**Records for the task**
[start]
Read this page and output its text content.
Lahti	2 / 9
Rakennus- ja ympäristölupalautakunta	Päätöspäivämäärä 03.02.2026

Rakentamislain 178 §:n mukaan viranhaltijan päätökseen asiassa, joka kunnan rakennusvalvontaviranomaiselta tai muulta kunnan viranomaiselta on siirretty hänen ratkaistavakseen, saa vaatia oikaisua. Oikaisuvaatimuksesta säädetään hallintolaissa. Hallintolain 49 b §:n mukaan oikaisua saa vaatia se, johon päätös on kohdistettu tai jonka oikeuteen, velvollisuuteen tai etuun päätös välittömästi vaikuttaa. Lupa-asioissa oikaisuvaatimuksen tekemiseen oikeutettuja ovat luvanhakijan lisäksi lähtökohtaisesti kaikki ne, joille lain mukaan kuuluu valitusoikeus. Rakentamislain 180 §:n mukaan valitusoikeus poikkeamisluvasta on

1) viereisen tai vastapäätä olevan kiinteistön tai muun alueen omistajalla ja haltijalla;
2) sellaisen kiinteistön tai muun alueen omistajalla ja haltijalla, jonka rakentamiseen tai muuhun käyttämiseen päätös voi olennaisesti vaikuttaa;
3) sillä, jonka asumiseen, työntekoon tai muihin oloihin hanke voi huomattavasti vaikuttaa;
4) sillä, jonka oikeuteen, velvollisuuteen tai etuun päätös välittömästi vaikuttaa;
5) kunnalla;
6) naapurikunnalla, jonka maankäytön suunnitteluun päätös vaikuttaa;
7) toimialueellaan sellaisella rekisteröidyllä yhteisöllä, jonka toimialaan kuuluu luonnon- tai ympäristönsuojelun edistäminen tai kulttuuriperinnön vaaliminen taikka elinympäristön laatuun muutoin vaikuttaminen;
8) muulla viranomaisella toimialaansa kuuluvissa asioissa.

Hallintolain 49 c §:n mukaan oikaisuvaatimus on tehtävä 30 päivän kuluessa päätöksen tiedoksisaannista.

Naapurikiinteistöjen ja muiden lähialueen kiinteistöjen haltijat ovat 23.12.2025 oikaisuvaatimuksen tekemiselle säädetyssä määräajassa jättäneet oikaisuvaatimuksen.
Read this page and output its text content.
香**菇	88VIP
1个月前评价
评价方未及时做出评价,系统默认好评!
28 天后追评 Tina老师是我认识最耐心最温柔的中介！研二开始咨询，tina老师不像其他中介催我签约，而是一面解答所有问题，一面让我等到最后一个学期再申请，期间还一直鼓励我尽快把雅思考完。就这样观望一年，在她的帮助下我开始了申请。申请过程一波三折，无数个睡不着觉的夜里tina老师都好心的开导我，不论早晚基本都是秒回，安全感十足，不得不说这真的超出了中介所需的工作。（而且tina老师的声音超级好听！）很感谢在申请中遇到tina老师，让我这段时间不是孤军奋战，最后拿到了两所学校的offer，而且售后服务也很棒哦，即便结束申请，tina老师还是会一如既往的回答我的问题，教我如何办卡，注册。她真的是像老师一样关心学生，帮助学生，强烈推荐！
[end]
**Written exercise**
Print the material above once more, exactly.

**Output of the exercise**
Read this page and output its text content.
Lahti	2 / 9
Rakennus- ja ympäristölupalautakunta	Päätöspäivämäärä 03.02.2026

Rakentamislain 178 §:n mukaan viranhaltijan päätökseen asiassa, joka kunnan rakennusvalvontaviranomaiselta tai muulta kunnan viranomaiselta on siirretty hänen ratkaistavakseen, saa vaatia oikaisua. Oikaisuvaatimuksesta säädetään hallintolaissa. Hallintolain 49 b §:n mukaan oikaisua saa vaatia se, johon päätös on kohdistettu tai jonka oikeuteen, velvollisuuteen tai etuun päätös välittömästi vaikuttaa. Lupa-asioissa oikaisuvaatimuksen tekemiseen oikeutettuja ovat luvanhakijan lisäksi lähtökohtaisesti kaikki ne, joille lain mukaan kuuluu valitusoikeus. Rakentamislain 180 §:n mukaan valitusoikeus poikkeamisluvasta on

1) viereisen tai vastapäätä olevan kiinteistön tai muun alueen omistajalla ja haltijalla;
2) sellaisen kiinteistön tai muun alueen omistajalla ja haltijalla, jonka rakentamiseen tai muuhun käyttämiseen päätös voi olennaisesti vaikuttaa;
3) sillä, jonka asumiseen, työntekoon tai muihin oloihin hanke voi huomattavasti vaikuttaa;
4) sillä, jonka oikeuteen, velvollisuuteen tai etuun päätös välittömästi vaikuttaa;
5) kunnalla;
6) naapurikunnalla, jonka maankäytön suunnitteluun päätös vaikuttaa;
7) toimialueellaan sellaisella rekisteröidyllä yhteisöllä, jonka toimialaan kuuluu luonnon- tai ympäristönsuojelun edistäminen tai kulttuuriperinnön vaaliminen taikka elinympäristön laatuun muutoin vaikuttaminen;
8) muulla viranomaisella toimialaansa kuuluvissa asioissa.

Hallintolain 49 c §:n mukaan oikaisuvaatimus on tehtävä 30 päivän kuluessa päätöksen tiedoksisaannista.

Naapurikiinteistöjen ja muiden lähialueen kiinteistöjen haltijat ovat 23.12.2025 oikaisuvaatimuksen tekemiselle säädetyssä määräajassa jättäneet oikaisuvaatimuksen.
Read this page and output its text content.
香**菇	88VIP
1个月前评价
评价方未及时做出评价,系统默认好评!
28 天后追评 Tina老师是我认识最耐心最温柔的中介！研二开始咨询，tina老师不像其他中介催我签约，而是一面解答所有问题，一面让我等到最后一个学期再申请，期间还一直鼓励我尽快把雅思考完。就这样观望一年，在她的帮助下我开始了申请。申请过程一波三折，无数个睡不着觉的夜里tina老师都好心的开导我，不论早晚基本都是秒回，安全感十足，不得不说这真的超出了中介所需的工作。（而且tina老师的声音超级好听！）很感谢在申请中遇到tina老师，让我这段时间不是孤军奋战，最后拿到了两所学校的offer，而且售后服务也很棒哦，即便结束申请，tina老师还是会一如既往的回答我的问题，教我如何办卡，注册。她真的是像老师一样关心学生，帮助学生，强烈推荐！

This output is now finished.